• _AIM_
Identify the lines that contain the string "tile" and copy all of them.

• _WORKING DATA_
++++++++

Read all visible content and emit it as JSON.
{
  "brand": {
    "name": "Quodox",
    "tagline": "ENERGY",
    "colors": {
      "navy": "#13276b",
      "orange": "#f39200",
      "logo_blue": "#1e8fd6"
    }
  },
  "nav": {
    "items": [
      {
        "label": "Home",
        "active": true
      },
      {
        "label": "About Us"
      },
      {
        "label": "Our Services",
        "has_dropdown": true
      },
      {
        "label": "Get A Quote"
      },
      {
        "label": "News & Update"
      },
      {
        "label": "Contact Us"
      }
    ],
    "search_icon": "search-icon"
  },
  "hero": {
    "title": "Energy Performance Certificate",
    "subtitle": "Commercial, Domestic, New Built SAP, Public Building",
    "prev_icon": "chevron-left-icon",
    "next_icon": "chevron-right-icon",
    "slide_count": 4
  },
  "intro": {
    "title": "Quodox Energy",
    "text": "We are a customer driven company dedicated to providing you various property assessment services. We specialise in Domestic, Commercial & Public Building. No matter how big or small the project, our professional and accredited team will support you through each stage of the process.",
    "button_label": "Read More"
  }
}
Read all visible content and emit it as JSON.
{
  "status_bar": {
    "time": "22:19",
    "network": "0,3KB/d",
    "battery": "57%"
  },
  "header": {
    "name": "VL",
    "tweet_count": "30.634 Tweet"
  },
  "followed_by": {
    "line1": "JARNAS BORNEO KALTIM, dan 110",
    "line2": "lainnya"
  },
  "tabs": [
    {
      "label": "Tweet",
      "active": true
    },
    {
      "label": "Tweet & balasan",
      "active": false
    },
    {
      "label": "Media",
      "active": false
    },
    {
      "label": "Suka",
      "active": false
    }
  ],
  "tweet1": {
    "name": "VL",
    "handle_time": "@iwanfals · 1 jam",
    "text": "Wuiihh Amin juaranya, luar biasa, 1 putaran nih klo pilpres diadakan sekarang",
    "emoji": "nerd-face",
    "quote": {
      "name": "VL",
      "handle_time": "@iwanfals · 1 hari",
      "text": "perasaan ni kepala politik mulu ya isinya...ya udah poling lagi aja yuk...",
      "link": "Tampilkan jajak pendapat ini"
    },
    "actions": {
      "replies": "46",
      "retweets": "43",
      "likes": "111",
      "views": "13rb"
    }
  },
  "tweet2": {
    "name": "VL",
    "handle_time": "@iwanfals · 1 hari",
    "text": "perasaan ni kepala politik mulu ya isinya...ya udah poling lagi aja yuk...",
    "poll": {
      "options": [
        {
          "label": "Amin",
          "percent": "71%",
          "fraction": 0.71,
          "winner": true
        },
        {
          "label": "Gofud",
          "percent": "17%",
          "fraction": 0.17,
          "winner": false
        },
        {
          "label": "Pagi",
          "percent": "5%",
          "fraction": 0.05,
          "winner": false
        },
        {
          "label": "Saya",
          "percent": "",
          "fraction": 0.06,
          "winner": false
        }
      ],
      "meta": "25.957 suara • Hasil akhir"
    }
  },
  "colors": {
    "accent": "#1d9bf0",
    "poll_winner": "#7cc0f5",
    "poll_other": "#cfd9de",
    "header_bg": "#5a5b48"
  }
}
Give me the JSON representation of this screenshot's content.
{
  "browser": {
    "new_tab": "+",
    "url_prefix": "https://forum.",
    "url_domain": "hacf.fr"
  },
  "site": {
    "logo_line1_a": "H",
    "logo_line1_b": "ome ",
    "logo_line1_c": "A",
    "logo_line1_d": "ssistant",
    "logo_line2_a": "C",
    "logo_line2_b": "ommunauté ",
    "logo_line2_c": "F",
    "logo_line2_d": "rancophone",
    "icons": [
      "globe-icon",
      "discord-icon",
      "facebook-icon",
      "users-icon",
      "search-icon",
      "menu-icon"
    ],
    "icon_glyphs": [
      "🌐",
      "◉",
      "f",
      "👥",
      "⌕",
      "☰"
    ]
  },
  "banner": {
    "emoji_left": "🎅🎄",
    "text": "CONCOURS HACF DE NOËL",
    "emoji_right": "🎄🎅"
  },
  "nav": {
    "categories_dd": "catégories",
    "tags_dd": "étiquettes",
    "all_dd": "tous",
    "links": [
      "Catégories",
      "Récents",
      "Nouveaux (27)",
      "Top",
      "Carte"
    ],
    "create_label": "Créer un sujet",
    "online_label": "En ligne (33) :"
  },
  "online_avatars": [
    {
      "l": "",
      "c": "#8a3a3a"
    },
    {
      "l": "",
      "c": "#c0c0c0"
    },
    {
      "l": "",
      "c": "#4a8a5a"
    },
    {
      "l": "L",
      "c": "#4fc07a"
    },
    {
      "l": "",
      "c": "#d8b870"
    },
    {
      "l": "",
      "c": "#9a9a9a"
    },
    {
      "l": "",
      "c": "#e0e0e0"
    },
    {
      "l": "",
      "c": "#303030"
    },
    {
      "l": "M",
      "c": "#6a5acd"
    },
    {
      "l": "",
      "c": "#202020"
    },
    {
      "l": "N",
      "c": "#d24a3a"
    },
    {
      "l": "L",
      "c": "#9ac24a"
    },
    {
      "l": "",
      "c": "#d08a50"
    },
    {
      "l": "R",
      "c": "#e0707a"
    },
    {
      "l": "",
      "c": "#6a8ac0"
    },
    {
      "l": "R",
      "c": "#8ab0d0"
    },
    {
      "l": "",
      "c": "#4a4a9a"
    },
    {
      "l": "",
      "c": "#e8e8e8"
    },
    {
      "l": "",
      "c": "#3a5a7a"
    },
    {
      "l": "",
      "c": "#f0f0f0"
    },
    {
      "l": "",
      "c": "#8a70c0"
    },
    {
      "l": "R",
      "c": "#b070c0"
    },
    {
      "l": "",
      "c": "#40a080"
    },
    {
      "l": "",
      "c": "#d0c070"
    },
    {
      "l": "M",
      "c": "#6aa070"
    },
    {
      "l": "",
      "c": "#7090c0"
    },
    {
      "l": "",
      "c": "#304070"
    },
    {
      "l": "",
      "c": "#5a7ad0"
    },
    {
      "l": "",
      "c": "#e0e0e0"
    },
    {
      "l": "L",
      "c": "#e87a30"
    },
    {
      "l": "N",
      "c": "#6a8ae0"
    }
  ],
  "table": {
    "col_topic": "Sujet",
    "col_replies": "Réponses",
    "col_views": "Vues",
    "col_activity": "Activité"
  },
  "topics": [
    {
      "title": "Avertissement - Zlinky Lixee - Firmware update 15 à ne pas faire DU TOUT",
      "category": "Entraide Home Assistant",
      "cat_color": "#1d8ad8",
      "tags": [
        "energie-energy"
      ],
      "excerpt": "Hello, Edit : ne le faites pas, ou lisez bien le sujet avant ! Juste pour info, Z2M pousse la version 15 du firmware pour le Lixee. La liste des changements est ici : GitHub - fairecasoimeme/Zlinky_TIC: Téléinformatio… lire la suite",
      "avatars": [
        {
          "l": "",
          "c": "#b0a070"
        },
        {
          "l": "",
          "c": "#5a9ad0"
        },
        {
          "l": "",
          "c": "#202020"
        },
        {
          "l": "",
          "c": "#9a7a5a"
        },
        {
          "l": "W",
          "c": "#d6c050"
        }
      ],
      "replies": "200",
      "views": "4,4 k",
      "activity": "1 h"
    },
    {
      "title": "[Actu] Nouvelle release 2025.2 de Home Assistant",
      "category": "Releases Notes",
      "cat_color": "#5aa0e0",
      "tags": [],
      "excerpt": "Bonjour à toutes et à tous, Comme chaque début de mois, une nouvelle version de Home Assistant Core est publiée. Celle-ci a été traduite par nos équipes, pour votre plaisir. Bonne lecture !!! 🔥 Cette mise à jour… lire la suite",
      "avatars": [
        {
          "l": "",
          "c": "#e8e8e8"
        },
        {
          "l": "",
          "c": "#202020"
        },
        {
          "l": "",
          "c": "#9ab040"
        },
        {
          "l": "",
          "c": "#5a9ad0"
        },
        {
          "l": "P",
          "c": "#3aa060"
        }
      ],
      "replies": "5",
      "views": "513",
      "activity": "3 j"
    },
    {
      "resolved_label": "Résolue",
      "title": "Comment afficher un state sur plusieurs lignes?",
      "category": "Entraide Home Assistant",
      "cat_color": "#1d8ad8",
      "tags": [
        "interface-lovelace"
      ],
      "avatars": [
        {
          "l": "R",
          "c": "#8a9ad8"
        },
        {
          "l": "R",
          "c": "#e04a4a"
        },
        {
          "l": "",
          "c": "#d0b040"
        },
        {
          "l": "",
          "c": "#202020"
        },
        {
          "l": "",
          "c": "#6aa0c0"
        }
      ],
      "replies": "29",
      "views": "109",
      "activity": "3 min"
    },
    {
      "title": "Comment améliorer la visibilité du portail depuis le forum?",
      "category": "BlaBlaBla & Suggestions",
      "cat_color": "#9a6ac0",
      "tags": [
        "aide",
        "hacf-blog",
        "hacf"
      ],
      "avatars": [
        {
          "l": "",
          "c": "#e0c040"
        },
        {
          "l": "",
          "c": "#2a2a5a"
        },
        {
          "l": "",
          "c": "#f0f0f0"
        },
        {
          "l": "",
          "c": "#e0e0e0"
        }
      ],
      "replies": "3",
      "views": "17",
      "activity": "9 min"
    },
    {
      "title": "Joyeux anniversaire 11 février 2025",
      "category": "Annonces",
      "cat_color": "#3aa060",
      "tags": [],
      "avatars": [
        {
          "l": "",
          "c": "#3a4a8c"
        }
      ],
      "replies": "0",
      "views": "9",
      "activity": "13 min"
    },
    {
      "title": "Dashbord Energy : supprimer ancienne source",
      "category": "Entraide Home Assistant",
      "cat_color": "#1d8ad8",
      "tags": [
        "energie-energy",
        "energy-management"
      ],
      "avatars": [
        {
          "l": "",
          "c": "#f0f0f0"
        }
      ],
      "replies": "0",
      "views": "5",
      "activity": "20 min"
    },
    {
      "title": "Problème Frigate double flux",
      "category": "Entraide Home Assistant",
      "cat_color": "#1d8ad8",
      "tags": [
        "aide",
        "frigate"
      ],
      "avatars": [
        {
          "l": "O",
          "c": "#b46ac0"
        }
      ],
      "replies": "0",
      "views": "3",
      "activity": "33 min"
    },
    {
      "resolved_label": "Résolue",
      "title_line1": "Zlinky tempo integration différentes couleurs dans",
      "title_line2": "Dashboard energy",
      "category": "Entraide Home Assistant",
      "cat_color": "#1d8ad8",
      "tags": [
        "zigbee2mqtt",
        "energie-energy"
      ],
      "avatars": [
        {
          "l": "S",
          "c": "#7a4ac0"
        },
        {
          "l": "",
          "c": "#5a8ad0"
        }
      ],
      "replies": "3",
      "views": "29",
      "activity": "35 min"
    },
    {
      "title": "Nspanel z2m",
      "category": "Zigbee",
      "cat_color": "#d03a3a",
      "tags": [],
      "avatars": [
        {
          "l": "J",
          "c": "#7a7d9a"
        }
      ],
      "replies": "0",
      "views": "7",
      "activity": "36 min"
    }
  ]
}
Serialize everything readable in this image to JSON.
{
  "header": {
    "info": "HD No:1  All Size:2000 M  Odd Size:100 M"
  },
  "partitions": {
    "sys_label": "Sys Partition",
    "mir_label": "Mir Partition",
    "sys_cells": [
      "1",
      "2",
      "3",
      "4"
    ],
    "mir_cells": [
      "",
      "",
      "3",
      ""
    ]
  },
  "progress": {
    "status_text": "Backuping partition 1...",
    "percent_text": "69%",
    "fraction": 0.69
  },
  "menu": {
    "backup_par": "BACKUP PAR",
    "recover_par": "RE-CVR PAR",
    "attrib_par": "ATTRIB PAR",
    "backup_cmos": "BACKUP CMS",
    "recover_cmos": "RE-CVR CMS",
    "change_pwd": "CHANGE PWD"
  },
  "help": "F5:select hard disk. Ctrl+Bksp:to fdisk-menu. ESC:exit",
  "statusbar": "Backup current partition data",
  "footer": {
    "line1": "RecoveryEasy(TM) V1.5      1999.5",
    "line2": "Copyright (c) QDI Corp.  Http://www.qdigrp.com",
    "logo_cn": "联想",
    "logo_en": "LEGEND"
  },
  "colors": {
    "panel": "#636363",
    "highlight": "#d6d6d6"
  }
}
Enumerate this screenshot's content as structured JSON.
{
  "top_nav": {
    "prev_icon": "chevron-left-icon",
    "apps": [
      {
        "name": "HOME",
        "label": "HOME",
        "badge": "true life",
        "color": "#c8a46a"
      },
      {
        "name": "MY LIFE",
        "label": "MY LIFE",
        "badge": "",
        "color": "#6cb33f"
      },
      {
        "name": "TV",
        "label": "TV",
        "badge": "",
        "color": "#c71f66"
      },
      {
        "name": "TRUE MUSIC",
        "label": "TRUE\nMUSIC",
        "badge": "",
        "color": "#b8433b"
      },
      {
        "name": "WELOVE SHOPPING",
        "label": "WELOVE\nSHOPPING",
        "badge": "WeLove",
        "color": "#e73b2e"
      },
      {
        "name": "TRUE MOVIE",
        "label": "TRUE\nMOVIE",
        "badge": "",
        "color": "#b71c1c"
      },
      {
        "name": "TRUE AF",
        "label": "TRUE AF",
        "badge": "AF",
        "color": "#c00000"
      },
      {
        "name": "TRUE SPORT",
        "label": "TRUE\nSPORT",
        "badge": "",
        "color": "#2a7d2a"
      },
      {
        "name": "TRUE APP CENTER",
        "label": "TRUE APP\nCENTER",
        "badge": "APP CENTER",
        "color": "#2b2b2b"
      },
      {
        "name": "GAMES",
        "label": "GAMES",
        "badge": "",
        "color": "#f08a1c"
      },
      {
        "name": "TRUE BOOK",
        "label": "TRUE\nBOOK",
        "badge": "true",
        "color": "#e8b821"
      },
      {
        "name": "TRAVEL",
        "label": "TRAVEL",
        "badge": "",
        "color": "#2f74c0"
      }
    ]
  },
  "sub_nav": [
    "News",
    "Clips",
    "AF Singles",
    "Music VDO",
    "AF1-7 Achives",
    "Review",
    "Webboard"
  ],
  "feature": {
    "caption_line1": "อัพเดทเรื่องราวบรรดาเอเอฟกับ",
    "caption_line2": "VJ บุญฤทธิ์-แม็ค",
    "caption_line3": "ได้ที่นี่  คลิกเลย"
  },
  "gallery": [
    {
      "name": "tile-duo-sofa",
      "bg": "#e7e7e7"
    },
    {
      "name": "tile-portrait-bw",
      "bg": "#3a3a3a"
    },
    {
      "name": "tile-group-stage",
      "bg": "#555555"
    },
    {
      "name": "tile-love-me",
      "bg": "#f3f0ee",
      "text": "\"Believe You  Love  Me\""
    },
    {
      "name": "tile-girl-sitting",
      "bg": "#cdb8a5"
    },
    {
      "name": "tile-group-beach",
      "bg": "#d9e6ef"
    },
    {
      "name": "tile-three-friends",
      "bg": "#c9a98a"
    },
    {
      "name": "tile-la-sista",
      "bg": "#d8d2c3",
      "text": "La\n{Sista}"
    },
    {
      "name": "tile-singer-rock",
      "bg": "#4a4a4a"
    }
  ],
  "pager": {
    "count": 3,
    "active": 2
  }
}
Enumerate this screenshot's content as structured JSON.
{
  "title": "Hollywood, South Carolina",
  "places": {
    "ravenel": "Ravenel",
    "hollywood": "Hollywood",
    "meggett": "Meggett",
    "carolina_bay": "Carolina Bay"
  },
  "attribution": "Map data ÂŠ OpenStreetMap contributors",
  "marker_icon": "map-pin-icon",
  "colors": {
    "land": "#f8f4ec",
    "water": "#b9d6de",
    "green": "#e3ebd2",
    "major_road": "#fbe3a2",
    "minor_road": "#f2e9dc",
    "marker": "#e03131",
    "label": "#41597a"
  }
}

++++++++

• _ANSWER TO THIS TASK_
      "name": "tile-duo-sofa",
      "name": "tile-portrait-bw",
      "name": "tile-group-stage",
      "name": "tile-love-me",
      "name": "tile-girl-sitting",
      "name": "tile-group-beach",
      "name": "tile-three-friends",
      "name": "tile-la-sista",
      "name": "tile-singer-rock",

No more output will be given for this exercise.